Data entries
•••••
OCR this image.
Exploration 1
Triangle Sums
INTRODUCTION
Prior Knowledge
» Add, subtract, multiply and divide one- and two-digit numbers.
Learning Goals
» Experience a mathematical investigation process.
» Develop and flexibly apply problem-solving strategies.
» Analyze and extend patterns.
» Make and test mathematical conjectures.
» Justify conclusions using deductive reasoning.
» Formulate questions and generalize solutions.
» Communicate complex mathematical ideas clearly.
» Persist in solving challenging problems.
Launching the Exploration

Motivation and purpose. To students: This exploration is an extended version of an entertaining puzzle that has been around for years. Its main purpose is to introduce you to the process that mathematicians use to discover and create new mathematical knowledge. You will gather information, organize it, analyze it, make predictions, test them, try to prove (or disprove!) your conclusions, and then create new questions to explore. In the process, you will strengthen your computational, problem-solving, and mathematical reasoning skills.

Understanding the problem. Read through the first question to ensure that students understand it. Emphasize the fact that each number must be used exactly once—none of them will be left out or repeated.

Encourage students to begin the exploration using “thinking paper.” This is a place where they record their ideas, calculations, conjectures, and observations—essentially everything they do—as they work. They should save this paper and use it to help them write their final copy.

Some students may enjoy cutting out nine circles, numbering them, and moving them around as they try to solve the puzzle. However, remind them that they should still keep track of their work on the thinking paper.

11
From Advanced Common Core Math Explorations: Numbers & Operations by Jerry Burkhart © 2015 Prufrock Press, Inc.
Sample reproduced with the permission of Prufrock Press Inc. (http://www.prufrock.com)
•••••
## What to do:
Repeat the entries exactly, all of them.

## Result of the task:
OCR this image.
Exploration 1
Triangle Sums
INTRODUCTION
Prior Knowledge
» Add, subtract, multiply and divide one- and two-digit numbers.
Learning Goals
» Experience a mathematical investigation process.
» Develop and flexibly apply problem-solving strategies.
» Analyze and extend patterns.
» Make and test mathematical conjectures.
» Justify conclusions using deductive reasoning.
» Formulate questions and generalize solutions.
» Communicate complex mathematical ideas clearly.
» Persist in solving challenging problems.
Launching the Exploration

Motivation and purpose. To students: This exploration is an extended version of an entertaining puzzle that has been around for years. Its main purpose is to introduce you to the process that mathematicians use to discover and create new mathematical knowledge. You will gather information, organize it, analyze it, make predictions, test them, try to prove (or disprove!) your conclusions, and then create new questions to explore. In the process, you will strengthen your computational, problem-solving, and mathematical reasoning skills.

Understanding the problem. Read through the first question to ensure that students understand it. Emphasize the fact that each number must be used exactly once—none of them will be left out or repeated.

Encourage students to begin the exploration using “thinking paper.” This is a place where they record their ideas, calculations, conjectures, and observations—essentially everything they do—as they work. They should save this paper and use it to help them write their final copy.

Some students may enjoy cutting out nine circles, numbering them, and moving them around as they try to solve the puzzle. However, remind them that they should still keep track of their work on the thinking paper.

11
From Advanced Common Core Math Explorations: Numbers & Operations by Jerry Burkhart © 2015 Prufrock Press, Inc.
Sample reproduced with the permission of Prufrock Press Inc. (http://www.prufrock.com)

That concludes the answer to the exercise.